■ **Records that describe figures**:

▽

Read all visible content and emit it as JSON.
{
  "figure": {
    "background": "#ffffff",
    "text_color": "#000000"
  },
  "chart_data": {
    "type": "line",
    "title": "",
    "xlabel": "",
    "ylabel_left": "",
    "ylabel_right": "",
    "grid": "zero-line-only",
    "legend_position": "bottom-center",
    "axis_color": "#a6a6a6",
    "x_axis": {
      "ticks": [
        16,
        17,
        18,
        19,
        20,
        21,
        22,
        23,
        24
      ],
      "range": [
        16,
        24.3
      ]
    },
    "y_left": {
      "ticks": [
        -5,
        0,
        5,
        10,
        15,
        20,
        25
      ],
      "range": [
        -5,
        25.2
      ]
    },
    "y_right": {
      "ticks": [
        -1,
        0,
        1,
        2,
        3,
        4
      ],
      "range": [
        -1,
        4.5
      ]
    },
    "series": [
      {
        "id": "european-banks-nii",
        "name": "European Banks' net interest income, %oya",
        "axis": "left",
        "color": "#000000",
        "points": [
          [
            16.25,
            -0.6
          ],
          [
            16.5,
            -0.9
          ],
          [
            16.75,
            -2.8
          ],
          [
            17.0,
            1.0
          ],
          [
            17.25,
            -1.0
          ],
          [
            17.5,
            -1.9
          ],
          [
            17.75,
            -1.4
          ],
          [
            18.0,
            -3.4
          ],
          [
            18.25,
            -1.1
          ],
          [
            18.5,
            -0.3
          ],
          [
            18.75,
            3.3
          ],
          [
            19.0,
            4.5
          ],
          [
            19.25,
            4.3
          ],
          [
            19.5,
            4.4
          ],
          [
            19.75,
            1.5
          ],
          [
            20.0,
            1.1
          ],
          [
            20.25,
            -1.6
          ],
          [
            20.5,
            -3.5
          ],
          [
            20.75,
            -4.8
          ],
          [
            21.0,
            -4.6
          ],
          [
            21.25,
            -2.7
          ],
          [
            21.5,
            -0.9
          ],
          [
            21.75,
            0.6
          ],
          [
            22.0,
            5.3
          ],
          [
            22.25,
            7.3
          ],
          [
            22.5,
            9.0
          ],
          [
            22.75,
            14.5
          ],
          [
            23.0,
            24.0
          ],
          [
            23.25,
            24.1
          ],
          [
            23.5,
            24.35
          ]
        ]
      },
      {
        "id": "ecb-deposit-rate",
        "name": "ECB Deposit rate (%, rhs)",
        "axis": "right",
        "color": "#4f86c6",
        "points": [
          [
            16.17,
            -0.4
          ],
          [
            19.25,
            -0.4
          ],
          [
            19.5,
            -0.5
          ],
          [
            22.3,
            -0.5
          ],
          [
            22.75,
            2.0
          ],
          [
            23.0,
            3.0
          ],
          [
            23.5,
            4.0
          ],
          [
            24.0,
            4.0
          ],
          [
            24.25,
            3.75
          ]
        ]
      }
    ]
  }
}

△

■ **THE EXERCISE**:
From the entries above, copy out every line where the string "name" appears.

■ **SOLUTION TO THE PROBLEM**:
        "name": "European Banks' net interest income, %oya",
        "name": "ECB Deposit rate (%, rhs)",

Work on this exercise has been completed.